:: SHORT EXERCISE ::
Count every line in the entries that follow where the word "Children" appears, then state only the total.

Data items
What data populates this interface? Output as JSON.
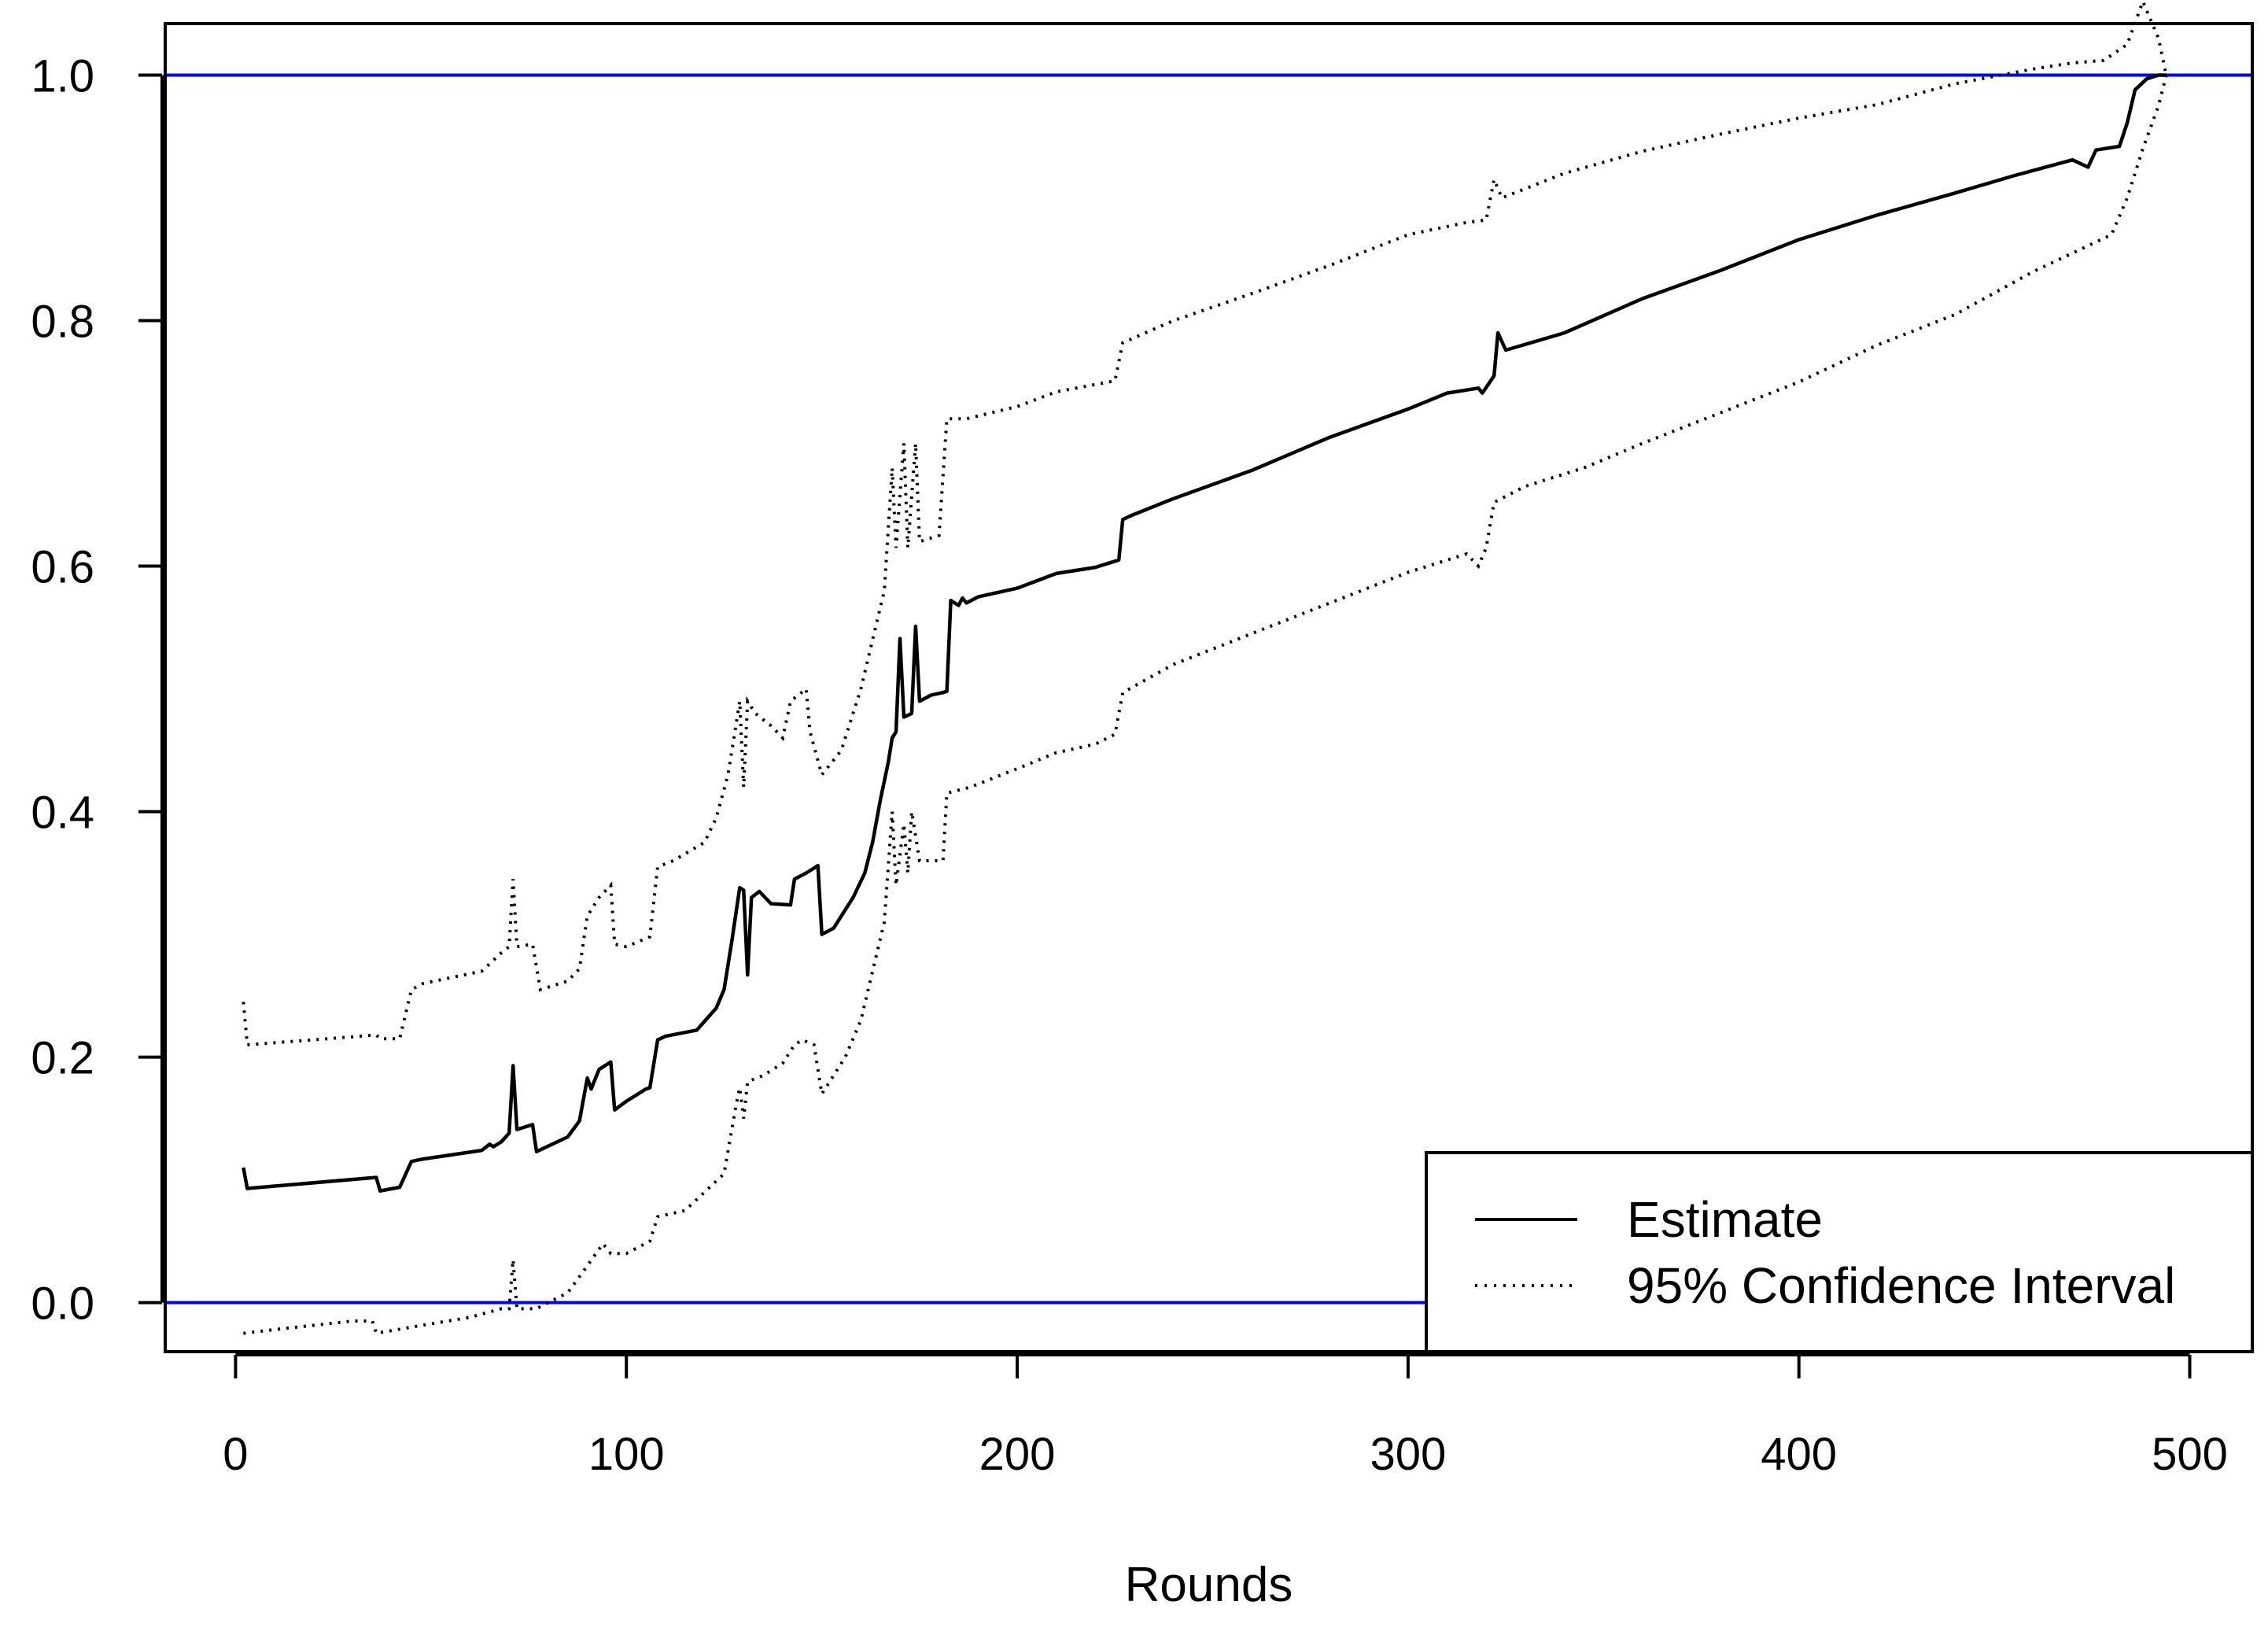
{
  "chart_data": {
    "type": "line",
    "title": "",
    "xlabel": "Rounds",
    "ylabel": "",
    "xlim": [
      -18,
      516
    ],
    "ylim": [
      -0.04,
      1.042
    ],
    "x_ticks": [
      0,
      100,
      200,
      300,
      400,
      500
    ],
    "x_tick_labels": [
      "0",
      "100",
      "200",
      "300",
      "400",
      "500"
    ],
    "y_ticks": [
      0.0,
      0.2,
      0.4,
      0.6,
      0.8,
      1.0
    ],
    "y_tick_labels": [
      "0.0",
      "0.2",
      "0.4",
      "0.6",
      "0.8",
      "1.0"
    ],
    "grid": false,
    "legend_position": "bottom-right",
    "reference_lines": [
      {
        "y": 1.0,
        "color": "#0000ee"
      },
      {
        "y": 0.0,
        "color": "#0000ee"
      }
    ],
    "series": [
      {
        "name": "Estimate",
        "style": "solid",
        "color": "#000000",
        "points": [
          [
            2,
            0.11
          ],
          [
            3,
            0.093
          ],
          [
            36,
            0.102
          ],
          [
            37,
            0.091
          ],
          [
            42,
            0.094
          ],
          [
            45,
            0.115
          ],
          [
            48,
            0.117
          ],
          [
            63,
            0.124
          ],
          [
            65,
            0.129
          ],
          [
            66,
            0.127
          ],
          [
            68,
            0.131
          ],
          [
            70,
            0.138
          ],
          [
            71,
            0.193
          ],
          [
            72,
            0.141
          ],
          [
            76,
            0.145
          ],
          [
            77,
            0.123
          ],
          [
            85,
            0.135
          ],
          [
            88,
            0.148
          ],
          [
            90,
            0.183
          ],
          [
            91,
            0.174
          ],
          [
            93,
            0.19
          ],
          [
            96,
            0.196
          ],
          [
            97,
            0.157
          ],
          [
            100,
            0.164
          ],
          [
            105,
            0.174
          ],
          [
            106,
            0.175
          ],
          [
            108,
            0.214
          ],
          [
            110,
            0.217
          ],
          [
            118,
            0.222
          ],
          [
            123,
            0.24
          ],
          [
            125,
            0.255
          ],
          [
            127,
            0.295
          ],
          [
            129,
            0.338
          ],
          [
            130,
            0.336
          ],
          [
            131,
            0.267
          ],
          [
            132,
            0.33
          ],
          [
            134,
            0.335
          ],
          [
            137,
            0.325
          ],
          [
            142,
            0.324
          ],
          [
            143,
            0.345
          ],
          [
            146,
            0.35
          ],
          [
            149,
            0.356
          ],
          [
            150,
            0.3
          ],
          [
            153,
            0.305
          ],
          [
            158,
            0.33
          ],
          [
            161,
            0.35
          ],
          [
            163,
            0.375
          ],
          [
            165,
            0.41
          ],
          [
            167,
            0.44
          ],
          [
            168,
            0.46
          ],
          [
            169,
            0.465
          ],
          [
            170,
            0.541
          ],
          [
            171,
            0.477
          ],
          [
            173,
            0.48
          ],
          [
            174,
            0.551
          ],
          [
            175,
            0.49
          ],
          [
            178,
            0.495
          ],
          [
            181,
            0.497
          ],
          [
            182,
            0.498
          ],
          [
            183,
            0.572
          ],
          [
            185,
            0.568
          ],
          [
            186,
            0.574
          ],
          [
            187,
            0.57
          ],
          [
            190,
            0.575
          ],
          [
            200,
            0.582
          ],
          [
            210,
            0.594
          ],
          [
            220,
            0.599
          ],
          [
            226,
            0.605
          ],
          [
            227,
            0.638
          ],
          [
            229,
            0.641
          ],
          [
            240,
            0.655
          ],
          [
            260,
            0.678
          ],
          [
            280,
            0.705
          ],
          [
            300,
            0.728
          ],
          [
            310,
            0.741
          ],
          [
            318,
            0.745
          ],
          [
            319,
            0.741
          ],
          [
            322,
            0.755
          ],
          [
            323,
            0.79
          ],
          [
            325,
            0.776
          ],
          [
            340,
            0.79
          ],
          [
            360,
            0.818
          ],
          [
            380,
            0.841
          ],
          [
            400,
            0.866
          ],
          [
            420,
            0.886
          ],
          [
            440,
            0.904
          ],
          [
            455,
            0.918
          ],
          [
            470,
            0.931
          ],
          [
            474,
            0.925
          ],
          [
            476,
            0.939
          ],
          [
            482,
            0.942
          ],
          [
            484,
            0.961
          ],
          [
            486,
            0.988
          ],
          [
            489,
            0.997
          ],
          [
            492,
            1.0
          ],
          [
            494,
            1.0
          ]
        ]
      },
      {
        "name": "95% Confidence Interval",
        "style": "dotted",
        "color": "#000000",
        "upper": [
          [
            2,
            0.245
          ],
          [
            3,
            0.21
          ],
          [
            36,
            0.218
          ],
          [
            37,
            0.215
          ],
          [
            42,
            0.215
          ],
          [
            45,
            0.255
          ],
          [
            48,
            0.26
          ],
          [
            63,
            0.27
          ],
          [
            68,
            0.285
          ],
          [
            70,
            0.29
          ],
          [
            71,
            0.345
          ],
          [
            72,
            0.29
          ],
          [
            76,
            0.292
          ],
          [
            78,
            0.255
          ],
          [
            85,
            0.262
          ],
          [
            88,
            0.272
          ],
          [
            90,
            0.315
          ],
          [
            93,
            0.33
          ],
          [
            96,
            0.34
          ],
          [
            97,
            0.292
          ],
          [
            100,
            0.29
          ],
          [
            106,
            0.298
          ],
          [
            108,
            0.355
          ],
          [
            112,
            0.36
          ],
          [
            120,
            0.375
          ],
          [
            123,
            0.395
          ],
          [
            126,
            0.43
          ],
          [
            128,
            0.47
          ],
          [
            129,
            0.49
          ],
          [
            130,
            0.42
          ],
          [
            131,
            0.49
          ],
          [
            133,
            0.48
          ],
          [
            137,
            0.47
          ],
          [
            140,
            0.46
          ],
          [
            142,
            0.49
          ],
          [
            146,
            0.5
          ],
          [
            147,
            0.465
          ],
          [
            150,
            0.43
          ],
          [
            155,
            0.45
          ],
          [
            160,
            0.5
          ],
          [
            163,
            0.54
          ],
          [
            166,
            0.58
          ],
          [
            168,
            0.68
          ],
          [
            169,
            0.615
          ],
          [
            171,
            0.7
          ],
          [
            172,
            0.615
          ],
          [
            174,
            0.7
          ],
          [
            175,
            0.62
          ],
          [
            180,
            0.625
          ],
          [
            182,
            0.72
          ],
          [
            187,
            0.72
          ],
          [
            200,
            0.73
          ],
          [
            210,
            0.742
          ],
          [
            220,
            0.748
          ],
          [
            225,
            0.751
          ],
          [
            227,
            0.782
          ],
          [
            240,
            0.8
          ],
          [
            260,
            0.822
          ],
          [
            280,
            0.845
          ],
          [
            300,
            0.87
          ],
          [
            315,
            0.88
          ],
          [
            320,
            0.882
          ],
          [
            322,
            0.915
          ],
          [
            324,
            0.9
          ],
          [
            340,
            0.92
          ],
          [
            360,
            0.938
          ],
          [
            380,
            0.952
          ],
          [
            400,
            0.965
          ],
          [
            420,
            0.976
          ],
          [
            440,
            0.993
          ],
          [
            460,
            1.005
          ],
          [
            470,
            1.01
          ],
          [
            478,
            1.012
          ],
          [
            484,
            1.025
          ],
          [
            488,
            1.06
          ],
          [
            492,
            1.03
          ],
          [
            494,
            1.0
          ]
        ],
        "lower": [
          [
            2,
            -0.025
          ],
          [
            10,
            -0.022
          ],
          [
            30,
            -0.015
          ],
          [
            35,
            -0.015
          ],
          [
            36,
            -0.025
          ],
          [
            45,
            -0.02
          ],
          [
            60,
            -0.012
          ],
          [
            68,
            -0.005
          ],
          [
            70,
            -0.005
          ],
          [
            71,
            0.035
          ],
          [
            72,
            -0.005
          ],
          [
            77,
            -0.005
          ],
          [
            80,
            0.0
          ],
          [
            85,
            0.008
          ],
          [
            90,
            0.03
          ],
          [
            94,
            0.048
          ],
          [
            96,
            0.04
          ],
          [
            100,
            0.04
          ],
          [
            106,
            0.05
          ],
          [
            108,
            0.07
          ],
          [
            115,
            0.075
          ],
          [
            120,
            0.09
          ],
          [
            125,
            0.105
          ],
          [
            128,
            0.16
          ],
          [
            129,
            0.175
          ],
          [
            130,
            0.15
          ],
          [
            131,
            0.18
          ],
          [
            135,
            0.185
          ],
          [
            140,
            0.195
          ],
          [
            143,
            0.21
          ],
          [
            145,
            0.214
          ],
          [
            148,
            0.21
          ],
          [
            150,
            0.17
          ],
          [
            156,
            0.2
          ],
          [
            160,
            0.23
          ],
          [
            163,
            0.27
          ],
          [
            166,
            0.31
          ],
          [
            168,
            0.4
          ],
          [
            169,
            0.34
          ],
          [
            171,
            0.39
          ],
          [
            172,
            0.35
          ],
          [
            173,
            0.4
          ],
          [
            175,
            0.36
          ],
          [
            181,
            0.36
          ],
          [
            182,
            0.415
          ],
          [
            188,
            0.42
          ],
          [
            200,
            0.435
          ],
          [
            210,
            0.448
          ],
          [
            220,
            0.455
          ],
          [
            225,
            0.463
          ],
          [
            227,
            0.497
          ],
          [
            240,
            0.52
          ],
          [
            260,
            0.545
          ],
          [
            280,
            0.57
          ],
          [
            300,
            0.595
          ],
          [
            315,
            0.61
          ],
          [
            318,
            0.6
          ],
          [
            320,
            0.615
          ],
          [
            322,
            0.652
          ],
          [
            330,
            0.665
          ],
          [
            345,
            0.68
          ],
          [
            360,
            0.7
          ],
          [
            380,
            0.725
          ],
          [
            400,
            0.75
          ],
          [
            420,
            0.78
          ],
          [
            440,
            0.805
          ],
          [
            460,
            0.84
          ],
          [
            470,
            0.855
          ],
          [
            480,
            0.87
          ],
          [
            484,
            0.9
          ],
          [
            488,
            0.94
          ],
          [
            492,
            0.975
          ],
          [
            494,
            1.0
          ]
        ]
      }
    ]
  }
}
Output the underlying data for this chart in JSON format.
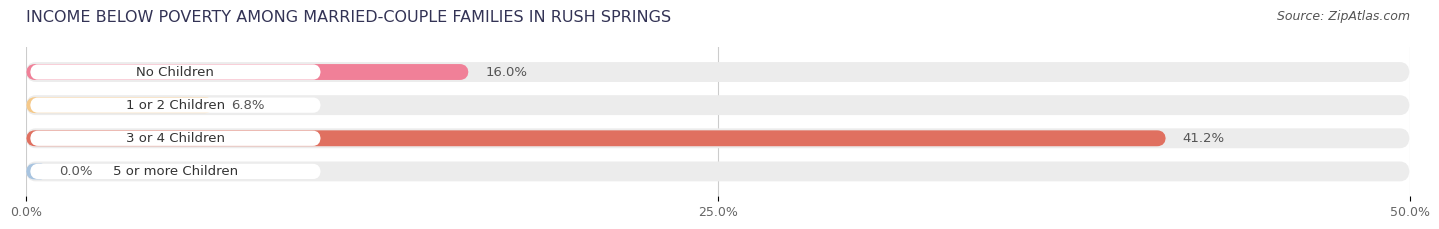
{
  "title": "INCOME BELOW POVERTY AMONG MARRIED-COUPLE FAMILIES IN RUSH SPRINGS",
  "source": "Source: ZipAtlas.com",
  "categories": [
    "No Children",
    "1 or 2 Children",
    "3 or 4 Children",
    "5 or more Children"
  ],
  "values": [
    16.0,
    6.8,
    41.2,
    0.0
  ],
  "bar_colors": [
    "#f08098",
    "#f5c98a",
    "#e07060",
    "#a8c4e0"
  ],
  "xlim": [
    0,
    50
  ],
  "xticks": [
    0.0,
    25.0,
    50.0
  ],
  "xticklabels": [
    "0.0%",
    "25.0%",
    "50.0%"
  ],
  "background_color": "#ffffff",
  "bar_background_color": "#ececec",
  "title_fontsize": 11.5,
  "source_fontsize": 9,
  "label_fontsize": 9.5,
  "tick_fontsize": 9
}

:: WRITTEN RESPONSE ::
4